Work to be completed: Update the lines from the start of the rows through the line containing "x-tick-label: 0 xyxy=(69,404,79,423)", both included, changing "positions" to "coordinates" and leaving everything else as it is.

[Coordinate annotation rows]
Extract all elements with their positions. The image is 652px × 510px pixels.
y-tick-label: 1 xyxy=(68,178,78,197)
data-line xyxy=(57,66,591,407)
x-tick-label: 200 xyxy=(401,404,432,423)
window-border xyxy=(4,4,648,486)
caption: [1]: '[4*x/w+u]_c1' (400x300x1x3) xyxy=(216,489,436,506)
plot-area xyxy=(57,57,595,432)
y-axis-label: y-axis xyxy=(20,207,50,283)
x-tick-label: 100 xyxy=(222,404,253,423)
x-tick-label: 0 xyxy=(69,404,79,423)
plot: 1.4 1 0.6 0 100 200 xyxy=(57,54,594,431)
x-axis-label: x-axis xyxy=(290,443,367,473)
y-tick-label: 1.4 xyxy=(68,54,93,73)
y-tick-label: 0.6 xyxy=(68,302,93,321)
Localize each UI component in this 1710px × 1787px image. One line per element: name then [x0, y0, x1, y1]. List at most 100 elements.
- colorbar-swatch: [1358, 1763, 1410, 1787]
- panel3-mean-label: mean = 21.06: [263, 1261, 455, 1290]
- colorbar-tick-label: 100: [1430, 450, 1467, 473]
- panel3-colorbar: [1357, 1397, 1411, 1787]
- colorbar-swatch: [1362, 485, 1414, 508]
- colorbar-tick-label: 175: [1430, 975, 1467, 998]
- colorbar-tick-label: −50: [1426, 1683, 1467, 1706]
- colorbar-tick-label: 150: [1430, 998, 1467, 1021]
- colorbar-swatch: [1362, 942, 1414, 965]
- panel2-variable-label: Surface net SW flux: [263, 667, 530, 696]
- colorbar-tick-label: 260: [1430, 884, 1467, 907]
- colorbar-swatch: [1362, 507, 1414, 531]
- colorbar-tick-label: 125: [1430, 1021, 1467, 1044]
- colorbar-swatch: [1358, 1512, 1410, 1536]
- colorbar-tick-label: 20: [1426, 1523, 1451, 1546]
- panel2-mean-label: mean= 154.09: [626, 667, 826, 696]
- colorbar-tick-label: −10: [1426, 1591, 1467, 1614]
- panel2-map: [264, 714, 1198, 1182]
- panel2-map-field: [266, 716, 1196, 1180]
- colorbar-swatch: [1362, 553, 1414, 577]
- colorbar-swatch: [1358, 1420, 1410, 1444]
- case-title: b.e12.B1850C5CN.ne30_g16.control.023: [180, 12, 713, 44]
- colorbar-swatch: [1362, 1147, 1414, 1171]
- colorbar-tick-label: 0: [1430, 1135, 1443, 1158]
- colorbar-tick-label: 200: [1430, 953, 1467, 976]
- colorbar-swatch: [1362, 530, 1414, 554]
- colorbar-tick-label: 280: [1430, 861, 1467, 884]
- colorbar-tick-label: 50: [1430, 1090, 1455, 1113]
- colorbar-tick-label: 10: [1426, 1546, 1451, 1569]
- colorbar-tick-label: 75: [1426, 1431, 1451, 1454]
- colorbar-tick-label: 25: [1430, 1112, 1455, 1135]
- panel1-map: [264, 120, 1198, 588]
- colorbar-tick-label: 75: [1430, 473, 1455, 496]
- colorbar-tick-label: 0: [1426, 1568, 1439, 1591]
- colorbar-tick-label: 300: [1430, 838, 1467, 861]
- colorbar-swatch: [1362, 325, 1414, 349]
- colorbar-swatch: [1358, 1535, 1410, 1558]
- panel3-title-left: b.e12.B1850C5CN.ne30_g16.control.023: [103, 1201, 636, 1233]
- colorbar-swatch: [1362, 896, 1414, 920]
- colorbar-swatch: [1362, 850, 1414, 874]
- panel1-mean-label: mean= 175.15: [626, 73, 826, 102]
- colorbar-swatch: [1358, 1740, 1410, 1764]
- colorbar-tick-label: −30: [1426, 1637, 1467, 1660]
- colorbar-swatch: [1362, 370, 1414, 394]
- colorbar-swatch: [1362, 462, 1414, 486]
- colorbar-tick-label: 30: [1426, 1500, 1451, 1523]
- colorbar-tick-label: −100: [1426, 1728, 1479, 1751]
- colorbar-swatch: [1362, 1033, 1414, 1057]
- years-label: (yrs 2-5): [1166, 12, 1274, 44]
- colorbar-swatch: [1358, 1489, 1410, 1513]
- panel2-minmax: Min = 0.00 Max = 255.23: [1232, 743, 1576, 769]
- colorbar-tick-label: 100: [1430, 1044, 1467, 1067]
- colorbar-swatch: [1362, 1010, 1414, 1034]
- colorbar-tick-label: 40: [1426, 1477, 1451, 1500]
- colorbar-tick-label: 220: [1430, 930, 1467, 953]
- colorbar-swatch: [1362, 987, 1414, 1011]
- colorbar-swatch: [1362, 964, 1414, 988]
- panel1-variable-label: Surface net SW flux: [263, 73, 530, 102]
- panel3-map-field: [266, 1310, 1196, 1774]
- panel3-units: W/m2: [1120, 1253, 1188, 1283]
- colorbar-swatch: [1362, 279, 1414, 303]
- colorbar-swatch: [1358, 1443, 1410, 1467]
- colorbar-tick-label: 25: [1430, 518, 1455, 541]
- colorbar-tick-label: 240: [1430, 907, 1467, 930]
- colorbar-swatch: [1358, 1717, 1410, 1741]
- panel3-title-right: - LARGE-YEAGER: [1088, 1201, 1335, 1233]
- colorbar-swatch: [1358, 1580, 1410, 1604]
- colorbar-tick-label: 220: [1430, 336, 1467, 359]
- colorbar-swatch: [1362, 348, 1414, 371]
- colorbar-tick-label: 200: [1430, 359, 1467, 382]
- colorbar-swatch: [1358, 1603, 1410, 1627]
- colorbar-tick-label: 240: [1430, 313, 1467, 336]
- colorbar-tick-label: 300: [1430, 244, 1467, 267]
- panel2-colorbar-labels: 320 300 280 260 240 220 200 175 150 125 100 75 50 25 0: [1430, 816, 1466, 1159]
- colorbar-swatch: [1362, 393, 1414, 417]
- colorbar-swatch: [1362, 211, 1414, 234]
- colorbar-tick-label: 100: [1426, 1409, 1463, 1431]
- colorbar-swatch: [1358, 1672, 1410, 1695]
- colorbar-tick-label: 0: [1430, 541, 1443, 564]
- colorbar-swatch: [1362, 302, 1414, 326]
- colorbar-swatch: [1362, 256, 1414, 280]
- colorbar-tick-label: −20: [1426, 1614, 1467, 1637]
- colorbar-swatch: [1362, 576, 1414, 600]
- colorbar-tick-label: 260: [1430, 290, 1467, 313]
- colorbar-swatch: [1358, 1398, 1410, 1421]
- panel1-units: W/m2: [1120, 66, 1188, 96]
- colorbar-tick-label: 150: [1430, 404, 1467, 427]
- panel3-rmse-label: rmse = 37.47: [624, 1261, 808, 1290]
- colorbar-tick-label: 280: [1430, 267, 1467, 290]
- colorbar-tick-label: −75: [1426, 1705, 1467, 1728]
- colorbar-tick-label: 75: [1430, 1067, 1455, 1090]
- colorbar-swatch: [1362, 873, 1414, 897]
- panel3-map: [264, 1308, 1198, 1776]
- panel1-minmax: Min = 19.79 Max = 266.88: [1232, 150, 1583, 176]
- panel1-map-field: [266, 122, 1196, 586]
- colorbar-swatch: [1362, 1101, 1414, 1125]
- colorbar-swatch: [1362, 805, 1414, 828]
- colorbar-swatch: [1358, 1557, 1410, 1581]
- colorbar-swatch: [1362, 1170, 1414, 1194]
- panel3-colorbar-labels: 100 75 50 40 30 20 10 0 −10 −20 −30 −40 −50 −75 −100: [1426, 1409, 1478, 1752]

Answer below:
Extract all elements with their coordinates. The image is 652px × 510px pixels.
y-tick-label: 1 xyxy=(68,178,78,197)
data-line xyxy=(57,66,591,407)
x-tick-label: 200 xyxy=(401,404,432,423)
window-border xyxy=(4,4,648,486)
caption: [1]: '[4*x/w+u]_c1' (400x300x1x3) xyxy=(216,489,436,506)
plot-area xyxy=(57,57,595,432)
y-axis-label: y-axis xyxy=(20,207,50,283)
x-tick-label: 100 xyxy=(222,404,253,423)
x-tick-label: 0 xyxy=(69,404,79,423)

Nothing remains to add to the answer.